[Rows from a dataset]

## Start

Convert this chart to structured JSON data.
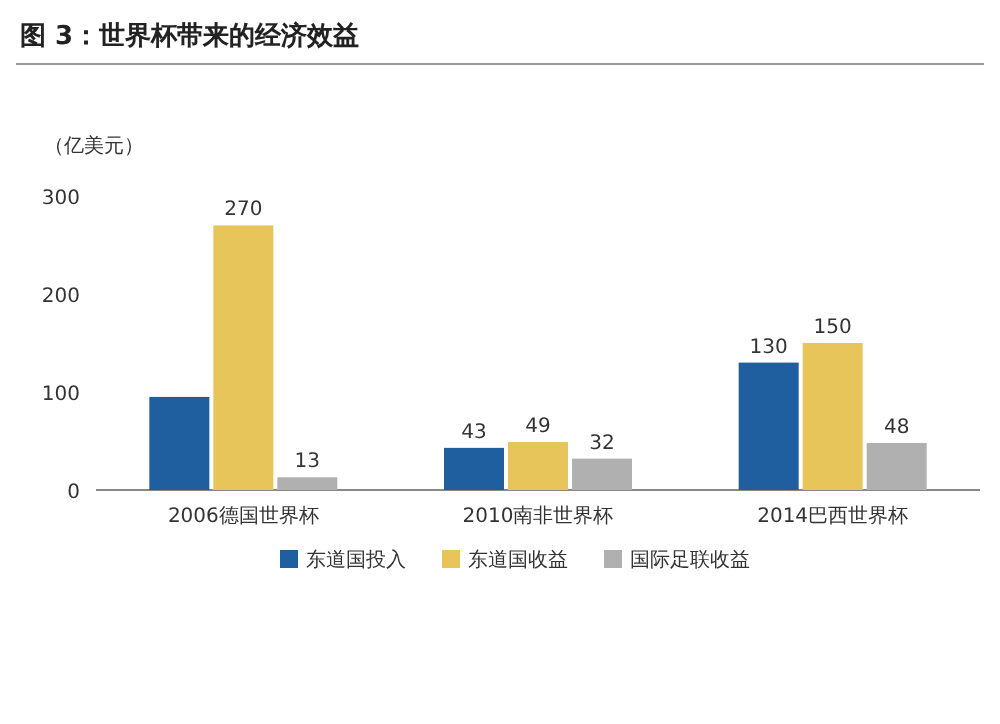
{
  "chart_data": {
    "type": "bar",
    "title": "图 3：世界杯带来的经济效益",
    "ylabel": "（亿美元）",
    "categories": [
      "2006德国世界杯",
      "2010南非世界杯",
      "2014巴西世界杯"
    ],
    "series": [
      {
        "name": "东道国投入",
        "color": "#1f5fa0",
        "values": [
          95,
          43,
          130
        ],
        "value_labels": [
          null,
          "43",
          "130"
        ]
      },
      {
        "name": "东道国收益",
        "color": "#e8c55a",
        "values": [
          270,
          49,
          150
        ],
        "value_labels": [
          "270",
          "49",
          "150"
        ]
      },
      {
        "name": "国际足联收益",
        "color": "#b0b0b0",
        "values": [
          13,
          32,
          48
        ],
        "value_labels": [
          "13",
          "32",
          "48"
        ]
      }
    ],
    "ylim": [
      0,
      300
    ],
    "yticks": [
      0,
      100,
      200,
      300
    ],
    "grid": false,
    "legend": "bottom"
  }
}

## End

## Problem to work on
Without including the pictures, return each record above exactly as it stands.

## Reply
Convert this chart to structured JSON data.
{
  "chart_data": {
    "type": "bar",
    "title": "图 3：世界杯带来的经济效益",
    "ylabel": "（亿美元）",
    "categories": [
      "2006德国世界杯",
      "2010南非世界杯",
      "2014巴西世界杯"
    ],
    "series": [
      {
        "name": "东道国投入",
        "color": "#1f5fa0",
        "values": [
          95,
          43,
          130
        ],
        "value_labels": [
          null,
          "43",
          "130"
        ]
      },
      {
        "name": "东道国收益",
        "color": "#e8c55a",
        "values": [
          270,
          49,
          150
        ],
        "value_labels": [
          "270",
          "49",
          "150"
        ]
      },
      {
        "name": "国际足联收益",
        "color": "#b0b0b0",
        "values": [
          13,
          32,
          48
        ],
        "value_labels": [
          "13",
          "32",
          "48"
        ]
      }
    ],
    "ylim": [
      0,
      300
    ],
    "yticks": [
      0,
      100,
      200,
      300
    ],
    "grid": false,
    "legend": "bottom"
  }
}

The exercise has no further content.